#### Records supplied:
--------------------
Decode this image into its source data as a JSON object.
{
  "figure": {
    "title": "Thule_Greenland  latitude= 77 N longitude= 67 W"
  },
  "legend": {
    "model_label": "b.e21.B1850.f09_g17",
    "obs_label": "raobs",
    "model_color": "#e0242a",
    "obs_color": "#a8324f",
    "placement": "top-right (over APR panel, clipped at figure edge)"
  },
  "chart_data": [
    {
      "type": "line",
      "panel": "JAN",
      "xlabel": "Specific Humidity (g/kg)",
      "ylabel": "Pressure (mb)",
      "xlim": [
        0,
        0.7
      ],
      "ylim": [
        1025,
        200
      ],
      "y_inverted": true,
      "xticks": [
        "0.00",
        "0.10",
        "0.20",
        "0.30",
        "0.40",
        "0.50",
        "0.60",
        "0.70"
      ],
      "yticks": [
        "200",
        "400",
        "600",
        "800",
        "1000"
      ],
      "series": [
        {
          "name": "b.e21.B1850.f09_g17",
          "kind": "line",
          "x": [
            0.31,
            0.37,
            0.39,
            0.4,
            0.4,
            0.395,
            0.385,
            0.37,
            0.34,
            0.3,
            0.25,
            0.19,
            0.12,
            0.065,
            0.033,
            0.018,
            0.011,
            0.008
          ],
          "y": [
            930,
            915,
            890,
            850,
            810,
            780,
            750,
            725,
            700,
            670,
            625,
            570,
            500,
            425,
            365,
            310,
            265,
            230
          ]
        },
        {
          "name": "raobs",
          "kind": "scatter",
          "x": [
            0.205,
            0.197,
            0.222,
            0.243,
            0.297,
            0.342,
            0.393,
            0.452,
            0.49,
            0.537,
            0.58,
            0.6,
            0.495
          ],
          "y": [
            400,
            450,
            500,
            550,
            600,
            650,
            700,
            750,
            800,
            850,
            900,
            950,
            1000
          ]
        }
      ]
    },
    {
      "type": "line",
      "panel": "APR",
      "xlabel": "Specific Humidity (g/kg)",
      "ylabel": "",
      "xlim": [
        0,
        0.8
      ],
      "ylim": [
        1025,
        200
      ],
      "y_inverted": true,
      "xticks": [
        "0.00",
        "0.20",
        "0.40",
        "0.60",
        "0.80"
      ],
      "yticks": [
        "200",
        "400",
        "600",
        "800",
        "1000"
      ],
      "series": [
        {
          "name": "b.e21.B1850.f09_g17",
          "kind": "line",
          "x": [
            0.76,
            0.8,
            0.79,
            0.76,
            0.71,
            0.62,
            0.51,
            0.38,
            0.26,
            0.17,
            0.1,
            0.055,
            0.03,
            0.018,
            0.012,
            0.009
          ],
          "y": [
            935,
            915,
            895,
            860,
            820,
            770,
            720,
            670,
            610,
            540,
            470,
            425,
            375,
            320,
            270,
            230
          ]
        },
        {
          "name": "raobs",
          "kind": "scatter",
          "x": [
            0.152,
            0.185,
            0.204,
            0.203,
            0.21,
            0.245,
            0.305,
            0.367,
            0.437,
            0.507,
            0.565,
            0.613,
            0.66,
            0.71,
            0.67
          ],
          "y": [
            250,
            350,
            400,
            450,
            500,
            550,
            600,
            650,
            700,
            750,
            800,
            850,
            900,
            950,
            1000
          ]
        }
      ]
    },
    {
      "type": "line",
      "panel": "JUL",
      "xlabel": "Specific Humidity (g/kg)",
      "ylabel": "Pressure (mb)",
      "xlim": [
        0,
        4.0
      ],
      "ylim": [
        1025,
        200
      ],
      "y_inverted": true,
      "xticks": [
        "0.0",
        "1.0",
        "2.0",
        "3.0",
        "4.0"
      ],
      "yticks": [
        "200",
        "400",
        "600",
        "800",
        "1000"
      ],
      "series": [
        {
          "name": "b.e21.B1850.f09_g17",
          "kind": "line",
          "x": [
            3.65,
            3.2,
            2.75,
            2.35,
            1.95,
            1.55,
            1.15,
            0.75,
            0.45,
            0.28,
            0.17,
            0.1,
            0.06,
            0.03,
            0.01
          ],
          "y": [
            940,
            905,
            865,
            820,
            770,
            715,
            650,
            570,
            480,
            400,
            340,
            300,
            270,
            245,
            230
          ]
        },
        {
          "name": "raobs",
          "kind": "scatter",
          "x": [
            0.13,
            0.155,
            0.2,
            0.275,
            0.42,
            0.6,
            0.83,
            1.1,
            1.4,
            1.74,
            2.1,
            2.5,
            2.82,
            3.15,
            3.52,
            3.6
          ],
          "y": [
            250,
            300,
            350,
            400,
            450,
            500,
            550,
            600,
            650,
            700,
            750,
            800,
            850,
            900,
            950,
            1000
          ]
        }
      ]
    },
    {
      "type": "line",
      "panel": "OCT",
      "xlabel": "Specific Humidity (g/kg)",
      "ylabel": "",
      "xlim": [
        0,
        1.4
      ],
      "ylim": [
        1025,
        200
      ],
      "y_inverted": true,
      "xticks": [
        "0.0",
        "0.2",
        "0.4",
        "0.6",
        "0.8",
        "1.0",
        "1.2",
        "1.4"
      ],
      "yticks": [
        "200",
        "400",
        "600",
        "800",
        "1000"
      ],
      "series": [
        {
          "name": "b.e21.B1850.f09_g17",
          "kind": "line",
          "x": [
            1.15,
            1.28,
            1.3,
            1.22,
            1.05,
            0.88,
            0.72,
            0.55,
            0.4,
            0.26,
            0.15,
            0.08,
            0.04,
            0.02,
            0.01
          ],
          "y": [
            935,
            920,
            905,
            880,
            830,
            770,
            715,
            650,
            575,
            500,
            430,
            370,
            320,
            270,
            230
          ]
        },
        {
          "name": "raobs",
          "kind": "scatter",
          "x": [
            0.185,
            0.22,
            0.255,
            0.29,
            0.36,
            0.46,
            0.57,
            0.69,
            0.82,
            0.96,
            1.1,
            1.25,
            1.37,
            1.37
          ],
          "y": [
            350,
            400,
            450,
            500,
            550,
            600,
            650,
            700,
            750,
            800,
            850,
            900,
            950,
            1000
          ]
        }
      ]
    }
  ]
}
--------------------
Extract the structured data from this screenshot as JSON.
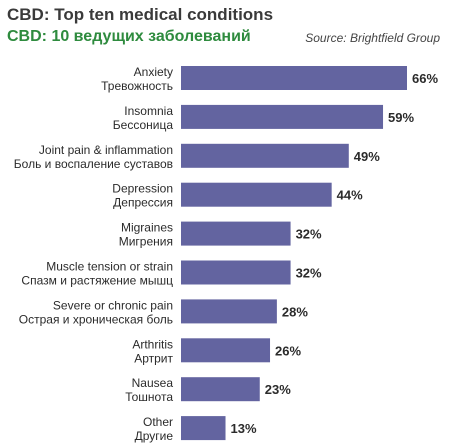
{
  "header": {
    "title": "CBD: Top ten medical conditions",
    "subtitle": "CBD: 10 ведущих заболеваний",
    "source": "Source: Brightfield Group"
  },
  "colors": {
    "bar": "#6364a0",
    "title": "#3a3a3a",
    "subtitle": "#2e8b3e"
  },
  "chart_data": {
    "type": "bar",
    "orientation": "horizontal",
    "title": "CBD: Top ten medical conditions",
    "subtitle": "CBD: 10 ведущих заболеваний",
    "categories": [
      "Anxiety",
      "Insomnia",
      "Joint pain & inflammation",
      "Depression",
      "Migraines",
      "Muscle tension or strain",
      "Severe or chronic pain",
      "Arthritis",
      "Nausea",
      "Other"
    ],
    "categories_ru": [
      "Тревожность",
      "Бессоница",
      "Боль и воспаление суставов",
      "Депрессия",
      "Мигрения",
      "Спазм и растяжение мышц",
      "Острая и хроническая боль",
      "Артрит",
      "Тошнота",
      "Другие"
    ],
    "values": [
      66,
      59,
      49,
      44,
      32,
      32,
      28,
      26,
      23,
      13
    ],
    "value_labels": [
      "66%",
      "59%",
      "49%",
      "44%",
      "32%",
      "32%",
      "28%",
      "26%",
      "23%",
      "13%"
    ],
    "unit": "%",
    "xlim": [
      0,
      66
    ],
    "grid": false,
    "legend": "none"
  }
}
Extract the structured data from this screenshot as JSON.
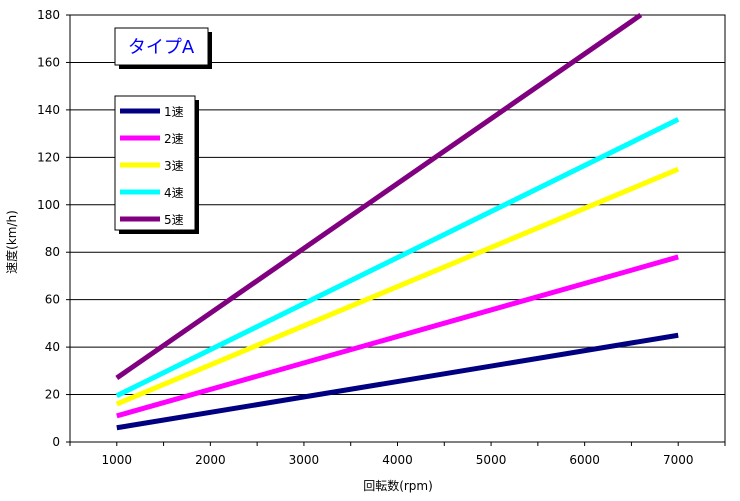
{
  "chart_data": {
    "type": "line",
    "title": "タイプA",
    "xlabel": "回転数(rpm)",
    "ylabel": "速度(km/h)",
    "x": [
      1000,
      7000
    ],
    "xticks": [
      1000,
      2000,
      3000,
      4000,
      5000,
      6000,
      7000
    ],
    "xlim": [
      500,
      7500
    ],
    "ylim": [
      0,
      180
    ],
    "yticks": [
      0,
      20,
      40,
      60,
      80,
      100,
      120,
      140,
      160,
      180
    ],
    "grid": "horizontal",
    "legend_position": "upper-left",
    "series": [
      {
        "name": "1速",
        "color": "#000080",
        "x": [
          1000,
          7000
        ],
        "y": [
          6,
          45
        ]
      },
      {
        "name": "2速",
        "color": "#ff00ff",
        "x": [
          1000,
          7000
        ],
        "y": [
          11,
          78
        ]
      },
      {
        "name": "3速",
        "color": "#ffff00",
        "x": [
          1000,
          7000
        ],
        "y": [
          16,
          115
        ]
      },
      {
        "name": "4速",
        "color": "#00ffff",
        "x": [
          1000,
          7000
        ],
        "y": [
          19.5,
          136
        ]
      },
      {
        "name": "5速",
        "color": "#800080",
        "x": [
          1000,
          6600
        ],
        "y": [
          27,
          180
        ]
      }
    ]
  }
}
--------------------
#### What the task asks:
Look above for lines with the word "figure" and copy them all.

#### Written response:
  "figure": {
    "placement": "top-right (over APR panel, clipped at figure edge)"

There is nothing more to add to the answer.